Tyler’s legacy: A tragic start reveals hope and grace
By Heather Svokos
In November 2014, in a labor and delivery room inside UT Southwestern Medical Center’s St. Paul University Hospital, two parents cried softly after Tyler Ray Zapotocky entered the world and lived for just 32 minutes.
But more than two years later, baby Tyler’s legacy is going strong through neonatal organ donation and his presence literally loomed large in the 2017 Tournament of Roses Parade. Tyler’s image was one of 60 to be part of the Donate Life float in support of Donate Life Texas and the Southwest Transplant Alliance. The images were “floragraphs” – created with spices and other organic material – and his parents, Whitney and Adam Zapotocky, along with several of their family members, attended the unveiling at William P. Clements Jr. University Hospital.
“For us to be able to share Tyler’s story, and for him to be honored on the float is truly a blessing,” Mr. Zapotocky said at the ceremony. “We’re proud, proud parents.”
Mrs. Zapotocky added with a smile: “It’s really cool that our kid has such a legacy.”
In June 2014, the Zapotockys of Rowlett were given life-changing news. They were at UT Southwestern for their 18-week prenatal ultrasound, which evaluates fetal development. The results were shattering. Dr. Robyn Horsager-Boehrer, a specialist in Maternal-Fetal Medicine, told them that their baby had renal agenesis, better known as Potter Syndrome, a condition in which a newborn is missing one or both kidneys. In the case of the Zapotocky baby, it was a fatal diagnosis.
As the pregnancy progressed, support at UT Southwestern came from many, including Dr. Horsager-Boehrer, Drs. Ann Lutich and Natalie W. Frost, as well as nurses, techs, and staff in Maternal-Fetal Medicine, Neonatal-Perinatal Medicine, and at St. Paul.
“The doctors and the medical staff showed us so much compassion,” the Zapotockys wrote on their blog. “They explained everything they could and took so much time with us. Looking back, it was a positive start to an incredibly difficult journey.”
They felt that if their baby was born alive, they didn’t want to waste an opportunity.
“We wanted as much good as possible to come from this little life,” they wrote.
They asked about organ donation – an uncommon question from people in their situation. The timing was uncanny. The Southwest Transplant Alliance (STA) had just been approached about a clinical trial involving liver cells in infants. STA is a non-profit organization that acts as a bridge between those who make the decision to donate their organs and those needing a life-saving organ transplant throughout much of Texas.

------------------------------------------------

Work item A:
How would you render this sentence from the article on Tyler's legacy into Spanish: "They felt that if their baby was born alive, they didn’t want to waste an opportunity."?
Work item B:
Could you extract the passage of the article on Tyler's legacy from "Tyler’s legacy: A" to "Jr. University Hospital."?
Work item C:
Can you extend the article on Tyler's legacy, picking up after its final sentence?
None of the data is needed for this work.

------------------------------------------------

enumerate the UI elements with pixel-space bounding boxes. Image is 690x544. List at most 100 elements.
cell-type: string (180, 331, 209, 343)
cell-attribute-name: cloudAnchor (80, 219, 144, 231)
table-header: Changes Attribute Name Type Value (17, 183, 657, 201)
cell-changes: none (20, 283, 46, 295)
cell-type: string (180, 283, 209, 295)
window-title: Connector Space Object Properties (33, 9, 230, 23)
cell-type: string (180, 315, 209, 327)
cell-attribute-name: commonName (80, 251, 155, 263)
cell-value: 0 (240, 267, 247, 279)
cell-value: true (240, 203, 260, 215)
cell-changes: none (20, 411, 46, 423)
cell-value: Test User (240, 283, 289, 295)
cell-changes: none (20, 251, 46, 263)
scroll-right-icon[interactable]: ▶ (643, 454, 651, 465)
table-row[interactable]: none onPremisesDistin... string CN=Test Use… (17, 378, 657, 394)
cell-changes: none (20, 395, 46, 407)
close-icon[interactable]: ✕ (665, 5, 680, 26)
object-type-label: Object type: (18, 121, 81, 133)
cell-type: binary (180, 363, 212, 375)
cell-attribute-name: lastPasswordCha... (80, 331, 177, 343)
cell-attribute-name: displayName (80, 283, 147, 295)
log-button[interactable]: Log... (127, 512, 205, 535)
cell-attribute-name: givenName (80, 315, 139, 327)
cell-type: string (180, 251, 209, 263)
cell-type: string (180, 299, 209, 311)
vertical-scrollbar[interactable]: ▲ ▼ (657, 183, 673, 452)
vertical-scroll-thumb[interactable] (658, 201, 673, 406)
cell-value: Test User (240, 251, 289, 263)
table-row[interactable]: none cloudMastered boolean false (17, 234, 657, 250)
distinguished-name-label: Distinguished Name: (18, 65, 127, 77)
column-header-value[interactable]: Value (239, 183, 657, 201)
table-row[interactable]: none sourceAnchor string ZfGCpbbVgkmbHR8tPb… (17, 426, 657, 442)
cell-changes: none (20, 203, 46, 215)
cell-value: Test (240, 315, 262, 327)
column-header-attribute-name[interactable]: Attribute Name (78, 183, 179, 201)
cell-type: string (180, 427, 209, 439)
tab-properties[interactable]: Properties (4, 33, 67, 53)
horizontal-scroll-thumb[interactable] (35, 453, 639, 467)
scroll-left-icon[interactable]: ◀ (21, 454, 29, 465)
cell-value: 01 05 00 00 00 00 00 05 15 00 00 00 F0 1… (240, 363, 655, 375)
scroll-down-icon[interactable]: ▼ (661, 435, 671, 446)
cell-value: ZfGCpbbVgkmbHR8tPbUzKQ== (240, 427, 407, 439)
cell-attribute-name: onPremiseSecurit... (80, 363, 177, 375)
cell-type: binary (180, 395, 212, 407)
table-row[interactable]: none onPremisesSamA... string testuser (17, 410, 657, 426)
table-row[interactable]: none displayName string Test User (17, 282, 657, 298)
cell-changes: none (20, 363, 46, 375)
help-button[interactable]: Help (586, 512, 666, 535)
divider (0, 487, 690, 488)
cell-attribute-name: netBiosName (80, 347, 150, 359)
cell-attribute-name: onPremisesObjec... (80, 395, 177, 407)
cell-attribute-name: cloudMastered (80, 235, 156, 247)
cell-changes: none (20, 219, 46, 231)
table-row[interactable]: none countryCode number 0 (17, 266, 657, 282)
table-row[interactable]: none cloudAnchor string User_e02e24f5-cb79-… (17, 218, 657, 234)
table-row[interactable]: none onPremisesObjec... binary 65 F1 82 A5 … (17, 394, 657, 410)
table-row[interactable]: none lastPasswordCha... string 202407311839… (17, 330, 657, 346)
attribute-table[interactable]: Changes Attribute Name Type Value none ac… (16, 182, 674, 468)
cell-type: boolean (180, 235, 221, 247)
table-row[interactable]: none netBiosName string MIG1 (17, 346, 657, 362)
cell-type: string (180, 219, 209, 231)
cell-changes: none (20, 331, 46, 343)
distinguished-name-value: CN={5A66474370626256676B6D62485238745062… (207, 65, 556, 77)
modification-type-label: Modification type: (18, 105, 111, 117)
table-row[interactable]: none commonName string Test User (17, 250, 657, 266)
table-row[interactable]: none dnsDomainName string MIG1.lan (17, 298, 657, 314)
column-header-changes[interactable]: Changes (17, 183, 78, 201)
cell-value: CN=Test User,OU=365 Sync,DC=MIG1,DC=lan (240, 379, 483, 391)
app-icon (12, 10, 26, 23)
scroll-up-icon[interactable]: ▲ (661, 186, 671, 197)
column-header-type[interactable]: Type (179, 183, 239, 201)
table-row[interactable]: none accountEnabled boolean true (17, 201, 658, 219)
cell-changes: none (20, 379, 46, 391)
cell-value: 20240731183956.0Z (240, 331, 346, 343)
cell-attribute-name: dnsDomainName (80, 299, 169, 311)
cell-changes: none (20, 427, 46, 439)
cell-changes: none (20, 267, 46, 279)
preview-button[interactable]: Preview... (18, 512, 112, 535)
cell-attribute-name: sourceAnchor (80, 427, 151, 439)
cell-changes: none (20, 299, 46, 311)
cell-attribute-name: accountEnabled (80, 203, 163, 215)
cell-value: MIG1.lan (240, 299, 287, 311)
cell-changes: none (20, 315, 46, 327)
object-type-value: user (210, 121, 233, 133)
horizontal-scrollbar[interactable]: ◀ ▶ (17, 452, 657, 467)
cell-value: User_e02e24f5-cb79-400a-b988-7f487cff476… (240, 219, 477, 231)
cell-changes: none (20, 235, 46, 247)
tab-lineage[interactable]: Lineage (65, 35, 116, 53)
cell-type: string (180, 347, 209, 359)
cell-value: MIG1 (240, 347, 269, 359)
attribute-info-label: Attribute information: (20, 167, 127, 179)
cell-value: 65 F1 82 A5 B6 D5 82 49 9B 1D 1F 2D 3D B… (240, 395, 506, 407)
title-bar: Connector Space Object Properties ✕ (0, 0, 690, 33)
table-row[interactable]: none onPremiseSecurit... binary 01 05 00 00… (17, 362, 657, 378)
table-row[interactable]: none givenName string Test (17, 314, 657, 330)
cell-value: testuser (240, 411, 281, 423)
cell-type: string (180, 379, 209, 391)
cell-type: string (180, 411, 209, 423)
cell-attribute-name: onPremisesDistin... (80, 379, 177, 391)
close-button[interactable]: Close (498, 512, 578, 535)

------------------------------------------------

Written response A:
Sentían que, si su bebé nacía vivo, no querían desaprovechar una oportunidad.

Written response B:
Tyler’s legacy: A tragic start reveals hope and grace
By Heather Svokos
In November 2014, in a labor and delivery room inside UT Southwestern Medical Center’s St. Paul University Hospital, two parents cried softly after Tyler Ray Zapotocky entered the world and lived for just 32 minutes.
But more than two years later, baby Tyler’s legacy is going strong through neonatal organ donation and his presence literally loomed large in the 2017 Tournament of Roses Parade. Tyler’s image was one of 60 to be part of the Donate Life float in support of Donate Life Texas and the Southwest Transplant Alliance. The images were “floragraphs” – created with spices and other organic material – and his parents, Whitney and Adam Zapotocky, along with several of their family members, attended the unveiling at William P. Clements Jr. University Hospital.

Written response C:
The Zapotockys’ army of care soon added more warriors.
“We were so driven by the family’s desire that we wanted to make it happen for them,” said Judy Newell, a Registered Nurse who helps coordinate care for patients who have fetal anomalies. “Everybody pulled together and worked as a team, together with Southwest Transplant Alliance. It was a lot of work, but it all went very smoothly.”
When it was time to induce labor, Mrs. Zapotocky absorbed that process going on around her, and observed the UT Southwestern staff members at work.
“I watched them try to not be emotional so they could do their jobs very well,” she said. “But when they would leave the room abruptly, you kind of knew that: ‘OK, it’s bigger than us. We’re not the only ones who are sad. And they’re doing everything they can to take care of us and love us really well.’”
The Zapotockys have since become ambassadors for neonatal organ transplant, making frequent public appearances in support of Donate Life America and the Southwest Transplant Alliance.
“We want people to know that neonatal organ donation is a possibility,” Mrs. Zapotocky said. “After all of the tough times, and the tough decision … ”
Mr. Zapotocky finished her thought: “Tyler’s 32 minutes on earth stands for something.”
UT Southwestern has since performed five additional neonatal organ donations.
Mr. Zapotocky said it was rewarding to see the emotions felt by health care workers on display.
“It was great – even the day Tyler was born and afterward – to have them cry with us. You get down to the humanity of it,” he said. “You share some tears, and smiles, and eventually some laughs. It’s really special for us.”